### Work to do
Transcribe the full listing exactly, and drop every picture.

>> Start Supplied material

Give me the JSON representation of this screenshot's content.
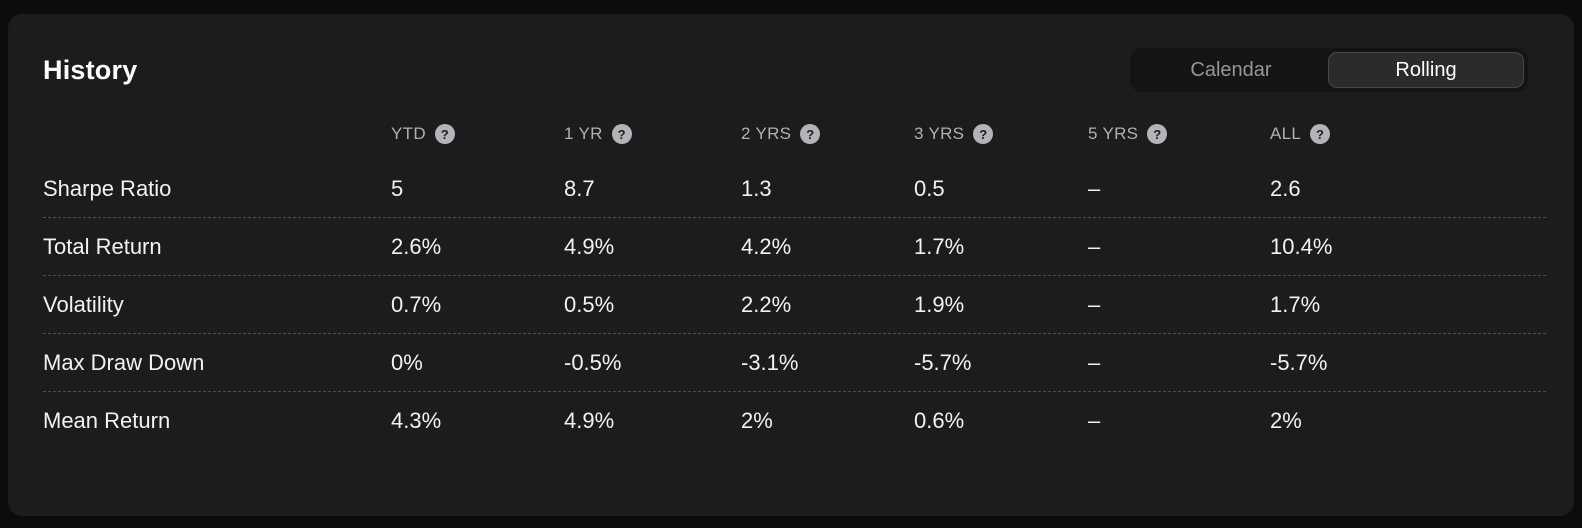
{
  "header": {
    "title": "History",
    "toggle": {
      "calendar_label": "Calendar",
      "rolling_label": "Rolling",
      "selected": "Rolling"
    }
  },
  "table": {
    "help_icon": "?",
    "columns": [
      {
        "label": "YTD"
      },
      {
        "label": "1 YR"
      },
      {
        "label": "2 YRS"
      },
      {
        "label": "3 YRS"
      },
      {
        "label": "5 YRS"
      },
      {
        "label": "ALL"
      }
    ],
    "rows": [
      {
        "label": "Sharpe Ratio",
        "values": [
          "5",
          "8.7",
          "1.3",
          "0.5",
          "–",
          "2.6"
        ]
      },
      {
        "label": "Total Return",
        "values": [
          "2.6%",
          "4.9%",
          "4.2%",
          "1.7%",
          "–",
          "10.4%"
        ]
      },
      {
        "label": "Volatility",
        "values": [
          "0.7%",
          "0.5%",
          "2.2%",
          "1.9%",
          "–",
          "1.7%"
        ]
      },
      {
        "label": "Max Draw Down",
        "values": [
          "0%",
          "-0.5%",
          "-3.1%",
          "-5.7%",
          "–",
          "-5.7%"
        ]
      },
      {
        "label": "Mean Return",
        "values": [
          "4.3%",
          "4.9%",
          "2%",
          "0.6%",
          "–",
          "2%"
        ]
      }
    ]
  },
  "colors": {
    "page_bg": "#0c0c0d",
    "card_bg": "#1c1c1e",
    "toggle_bg": "#141416",
    "selected_pill_bg": "#2b2b2e",
    "selected_pill_border": "#47474b",
    "text_primary": "#f2f2f4",
    "text_muted": "#b0b0b4",
    "separator": "#4e4e52"
  }
}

>> End Supplied material

### Written answer
Give me the JSON representation of this screenshot's content.
{
  "header": {
    "title": "History",
    "toggle": {
      "calendar_label": "Calendar",
      "rolling_label": "Rolling",
      "selected": "Rolling"
    }
  },
  "table": {
    "help_icon": "?",
    "columns": [
      {
        "label": "YTD"
      },
      {
        "label": "1 YR"
      },
      {
        "label": "2 YRS"
      },
      {
        "label": "3 YRS"
      },
      {
        "label": "5 YRS"
      },
      {
        "label": "ALL"
      }
    ],
    "rows": [
      {
        "label": "Sharpe Ratio",
        "values": [
          "5",
          "8.7",
          "1.3",
          "0.5",
          "–",
          "2.6"
        ]
      },
      {
        "label": "Total Return",
        "values": [
          "2.6%",
          "4.9%",
          "4.2%",
          "1.7%",
          "–",
          "10.4%"
        ]
      },
      {
        "label": "Volatility",
        "values": [
          "0.7%",
          "0.5%",
          "2.2%",
          "1.9%",
          "–",
          "1.7%"
        ]
      },
      {
        "label": "Max Draw Down",
        "values": [
          "0%",
          "-0.5%",
          "-3.1%",
          "-5.7%",
          "–",
          "-5.7%"
        ]
      },
      {
        "label": "Mean Return",
        "values": [
          "4.3%",
          "4.9%",
          "2%",
          "0.6%",
          "–",
          "2%"
        ]
      }
    ]
  },
  "colors": {
    "page_bg": "#0c0c0d",
    "card_bg": "#1c1c1e",
    "toggle_bg": "#141416",
    "selected_pill_bg": "#2b2b2e",
    "selected_pill_border": "#47474b",
    "text_primary": "#f2f2f4",
    "text_muted": "#b0b0b4",
    "separator": "#4e4e52"
  }
}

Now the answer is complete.